_SHORT EXERCISE_
Reproduce the entries below in full, word for word.

(Dataset entries)
>>>>
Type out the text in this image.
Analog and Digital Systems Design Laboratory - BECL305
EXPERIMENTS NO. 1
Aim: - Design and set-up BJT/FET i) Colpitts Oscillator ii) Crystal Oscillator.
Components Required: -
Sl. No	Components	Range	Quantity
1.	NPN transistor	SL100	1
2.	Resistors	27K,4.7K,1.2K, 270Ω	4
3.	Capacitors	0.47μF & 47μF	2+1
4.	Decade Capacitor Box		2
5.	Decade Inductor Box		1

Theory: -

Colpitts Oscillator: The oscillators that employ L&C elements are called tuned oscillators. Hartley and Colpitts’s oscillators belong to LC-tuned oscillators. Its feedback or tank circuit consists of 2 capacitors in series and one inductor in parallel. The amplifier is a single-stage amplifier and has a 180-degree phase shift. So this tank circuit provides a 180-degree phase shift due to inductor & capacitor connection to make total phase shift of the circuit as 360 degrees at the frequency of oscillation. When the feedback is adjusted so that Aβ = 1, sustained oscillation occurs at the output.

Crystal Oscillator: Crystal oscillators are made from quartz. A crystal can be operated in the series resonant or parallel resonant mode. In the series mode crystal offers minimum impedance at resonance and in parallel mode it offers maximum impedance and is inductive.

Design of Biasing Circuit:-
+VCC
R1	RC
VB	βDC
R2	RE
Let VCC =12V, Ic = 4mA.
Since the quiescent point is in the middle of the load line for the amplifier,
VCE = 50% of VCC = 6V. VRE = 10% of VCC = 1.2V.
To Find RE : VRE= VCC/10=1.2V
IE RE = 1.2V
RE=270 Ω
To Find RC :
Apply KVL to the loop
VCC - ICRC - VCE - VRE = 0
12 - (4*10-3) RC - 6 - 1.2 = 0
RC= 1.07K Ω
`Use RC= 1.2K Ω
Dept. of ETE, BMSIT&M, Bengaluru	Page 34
<<<<
_RESPONSE BELOW_
Type out the text in this image.
Analog and Digital Systems Design Laboratory - BECL305
EXPERIMENTS NO. 1
Aim: - Design and set-up BJT/FET i) Colpitts Oscillator ii) Crystal Oscillator.
Components Required: -
Sl. No	Components	Range	Quantity
1.	NPN transistor	SL100	1
2.	Resistors	27K,4.7K,1.2K, 270Ω	4
3.	Capacitors	0.47μF & 47μF	2+1
4.	Decade Capacitor Box		2
5.	Decade Inductor Box		1

Theory: -

Colpitts Oscillator: The oscillators that employ L&C elements are called tuned oscillators. Hartley and Colpitts’s oscillators belong to LC-tuned oscillators. Its feedback or tank circuit consists of 2 capacitors in series and one inductor in parallel. The amplifier is a single-stage amplifier and has a 180-degree phase shift. So this tank circuit provides a 180-degree phase shift due to inductor & capacitor connection to make total phase shift of the circuit as 360 degrees at the frequency of oscillation. When the feedback is adjusted so that Aβ = 1, sustained oscillation occurs at the output.

Crystal Oscillator: Crystal oscillators are made from quartz. A crystal can be operated in the series resonant or parallel resonant mode. In the series mode crystal offers minimum impedance at resonance and in parallel mode it offers maximum impedance and is inductive.

Design of Biasing Circuit:-
+VCC
R1	RC
VB	βDC
R2	RE
Let VCC =12V, Ic = 4mA.
Since the quiescent point is in the middle of the load line for the amplifier,
VCE = 50% of VCC = 6V. VRE = 10% of VCC = 1.2V.
To Find RE : VRE= VCC/10=1.2V
IE RE = 1.2V
RE=270 Ω
To Find RC :
Apply KVL to the loop
VCC - ICRC - VCE - VRE = 0
12 - (4*10-3) RC - 6 - 1.2 = 0
RC= 1.07K Ω
`Use RC= 1.2K Ω
Dept. of ETE, BMSIT&M, Bengaluru	Page 34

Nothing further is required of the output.